== TEXTE EXTRAIT ==

Des échouages records sur la côte Pacifique
Les carcasses de baleines grises s'échouent le long de la côte ouest des États-Unis à un rythme alarmant. Les biologistes marins ont compté 146 échouages au premier semestre 2026. Le nombre annuel moyen d'échouages de baleines grises de 2006 à 2023 était de 43. En 2025, le nombre est passé à 179.
Les chercheurs affirment que le véritable bilan est beaucoup plus lourd, car la plupart des baleines qui meurent coulent au fond de l'océan et ne sont jamais comptées. Ils estiment qu'entre 2 500 et 8 000 baleines grises sont mortes en 2025 et 2026, une perte qui répond à la définition d'un « événement de mortalité catastrophique ».
La famine provoquée par le changement climatique
La plupart des carcasses examinées montrent des signes de malnutrition. Les baleines meurent de faim parce que leur nourriture diminue. Les baleines grises se nourrissent de minuscules crustacés appelés amphipodes qui vivent dans la boue des zones d'alimentation arctiques. La fonte des glaces de mer modifie ces habitats et épuise la nourriture dont les baleines dépendent pendant leur longue migration entre l'Arctique et le Mexique.
Les collisions avec les navires et les empêtrements dans les engins de pêche tuent également des baleines. L'année dernière, 24 décès de baleines ont été attribués à des collisions avec des navires et 33 baleines ont été retrouvées empêtrées dans des engins de pêche. La plupart des échouages de cette année ont été signalés dans l'État de Washington et dans la région de la baie de San Francisco.

===
== LIGNES FOURNIES ==

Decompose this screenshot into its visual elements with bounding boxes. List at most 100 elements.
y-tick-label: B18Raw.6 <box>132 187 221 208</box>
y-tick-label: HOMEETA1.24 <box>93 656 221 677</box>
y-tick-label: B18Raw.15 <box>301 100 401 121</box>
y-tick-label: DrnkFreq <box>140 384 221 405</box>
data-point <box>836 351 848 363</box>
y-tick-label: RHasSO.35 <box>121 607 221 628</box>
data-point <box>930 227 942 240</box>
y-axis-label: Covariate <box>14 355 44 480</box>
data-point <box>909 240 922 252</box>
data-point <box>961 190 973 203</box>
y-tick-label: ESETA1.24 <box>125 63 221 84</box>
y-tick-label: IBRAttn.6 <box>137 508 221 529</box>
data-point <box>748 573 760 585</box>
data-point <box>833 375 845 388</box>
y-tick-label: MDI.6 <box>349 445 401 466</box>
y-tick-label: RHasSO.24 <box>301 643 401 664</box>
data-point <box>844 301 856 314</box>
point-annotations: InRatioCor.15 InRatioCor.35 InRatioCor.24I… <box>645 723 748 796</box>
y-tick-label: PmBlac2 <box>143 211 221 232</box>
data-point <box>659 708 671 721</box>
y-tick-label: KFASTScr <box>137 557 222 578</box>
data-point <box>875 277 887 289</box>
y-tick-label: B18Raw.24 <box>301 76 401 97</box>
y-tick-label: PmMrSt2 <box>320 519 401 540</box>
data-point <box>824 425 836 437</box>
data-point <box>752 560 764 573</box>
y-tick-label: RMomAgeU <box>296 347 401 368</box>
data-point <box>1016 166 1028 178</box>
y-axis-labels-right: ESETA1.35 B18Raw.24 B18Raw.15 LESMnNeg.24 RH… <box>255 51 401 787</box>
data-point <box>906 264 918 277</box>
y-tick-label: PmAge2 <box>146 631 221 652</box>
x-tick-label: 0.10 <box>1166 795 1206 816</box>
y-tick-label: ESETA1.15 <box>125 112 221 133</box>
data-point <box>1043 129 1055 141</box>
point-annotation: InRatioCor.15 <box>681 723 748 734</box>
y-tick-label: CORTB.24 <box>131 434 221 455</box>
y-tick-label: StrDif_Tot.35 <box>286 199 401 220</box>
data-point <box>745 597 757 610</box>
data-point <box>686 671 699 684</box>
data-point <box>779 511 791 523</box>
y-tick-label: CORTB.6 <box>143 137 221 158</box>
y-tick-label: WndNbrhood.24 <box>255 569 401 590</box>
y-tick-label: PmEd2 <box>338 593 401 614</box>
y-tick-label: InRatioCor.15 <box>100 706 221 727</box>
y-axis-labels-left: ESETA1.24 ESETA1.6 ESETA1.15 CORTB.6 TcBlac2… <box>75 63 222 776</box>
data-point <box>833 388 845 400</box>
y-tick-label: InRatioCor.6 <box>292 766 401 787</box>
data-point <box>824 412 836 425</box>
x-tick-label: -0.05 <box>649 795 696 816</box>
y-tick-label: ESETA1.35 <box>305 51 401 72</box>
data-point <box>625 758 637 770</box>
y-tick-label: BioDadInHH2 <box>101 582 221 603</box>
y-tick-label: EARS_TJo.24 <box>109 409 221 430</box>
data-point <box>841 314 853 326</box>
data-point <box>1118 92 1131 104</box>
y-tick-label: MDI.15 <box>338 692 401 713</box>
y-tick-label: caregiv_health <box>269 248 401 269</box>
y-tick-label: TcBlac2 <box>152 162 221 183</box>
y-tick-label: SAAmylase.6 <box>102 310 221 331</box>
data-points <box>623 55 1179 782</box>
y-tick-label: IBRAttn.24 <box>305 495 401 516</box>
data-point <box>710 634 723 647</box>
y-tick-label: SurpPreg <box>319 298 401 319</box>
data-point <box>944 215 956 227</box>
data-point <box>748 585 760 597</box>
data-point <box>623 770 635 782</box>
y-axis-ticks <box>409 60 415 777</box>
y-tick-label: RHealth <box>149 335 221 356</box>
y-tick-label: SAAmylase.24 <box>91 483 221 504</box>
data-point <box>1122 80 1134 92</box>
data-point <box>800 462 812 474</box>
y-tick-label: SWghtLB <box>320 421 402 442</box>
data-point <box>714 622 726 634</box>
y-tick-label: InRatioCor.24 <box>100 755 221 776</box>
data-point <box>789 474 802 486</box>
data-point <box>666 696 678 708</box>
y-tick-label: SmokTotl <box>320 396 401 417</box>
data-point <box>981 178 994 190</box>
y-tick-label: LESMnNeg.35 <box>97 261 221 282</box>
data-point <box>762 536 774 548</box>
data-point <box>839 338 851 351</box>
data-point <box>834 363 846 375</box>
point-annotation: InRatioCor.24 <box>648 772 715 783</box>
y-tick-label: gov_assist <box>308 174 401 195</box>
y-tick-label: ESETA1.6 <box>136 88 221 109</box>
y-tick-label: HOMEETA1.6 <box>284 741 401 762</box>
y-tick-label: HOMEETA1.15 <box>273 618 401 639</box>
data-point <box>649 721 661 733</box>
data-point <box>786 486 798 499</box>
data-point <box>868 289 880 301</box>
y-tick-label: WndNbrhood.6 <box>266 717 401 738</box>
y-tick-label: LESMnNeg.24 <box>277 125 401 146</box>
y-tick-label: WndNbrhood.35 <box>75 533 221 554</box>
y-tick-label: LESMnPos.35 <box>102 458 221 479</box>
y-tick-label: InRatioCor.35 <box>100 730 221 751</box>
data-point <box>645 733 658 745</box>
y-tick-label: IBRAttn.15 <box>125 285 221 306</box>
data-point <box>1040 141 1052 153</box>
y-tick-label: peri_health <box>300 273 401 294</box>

===

** TÂCHES À RÉALISER **
A. Recopiez fidèlement le passage du texte sur les échouages de baleines grises qui s'ouvre sur les mots contenant « Les chercheurs affirment » et se clôt sur « et le Mexique. ».
B. Rédigez la suite du texte sur les échouages de baleines grises, à partir de sa dernière phrase.
Les lignes ci-dessus proviennent d'une autre source.

** VOS RÉPONSES ÉCRITES **
A.
Les chercheurs affirment que le véritable bilan est beaucoup plus lourd, car la plupart des baleines qui meurent coulent au fond de l'océan et ne sont jamais comptées. Ils estiment qu'entre 2 500 et 8 000 baleines grises sont mortes en 2025 et 2026, une perte qui répond à la définition d'un « événement de mortalité catastrophique ».
La famine provoquée par le changement climatique
La plupart des carcasses examinées montrent des signes de malnutrition. Les baleines meurent de faim parce que leur nourriture diminue. Les baleines grises se nourrissent de minuscules crustacés appelés amphipodes qui vivent dans la boue des zones d'alimentation arctiques. La fonte des glaces de mer modifie ces habitats et épuise la nourriture dont les baleines dépendent pendant leur longue migration entre l'Arctique et le Mexique.

B.
Pression pour un nouveau classement en vertu de la loi sur les espèces en voie de disparition
Des groupes environnementaux pressent le gouvernement de reclasser la baleine grise de l'Est en vertu de la loi sur les espèces en voie de disparition. L'espèce a été retirée de la liste des espèces en voie de disparition en 1994 après s'être remise de la chasse commerciale à la baleine.
Rick Steiner, écologiste marin qui préside le conseil d'administration de Public Employees for Environmental Responsibility, a déclaré que les chiffres d'échouage sont énormes par rapport à la moyenne annuelle. Les défenseurs de l'environnement avertissent que 2026 pourrait être l'une des années les plus meurtrières jamais enregistrées pour l'espèce. Ils pressent les agences fédérales d'agir avant que le déclin de la population ne devienne plus difficile à inverser.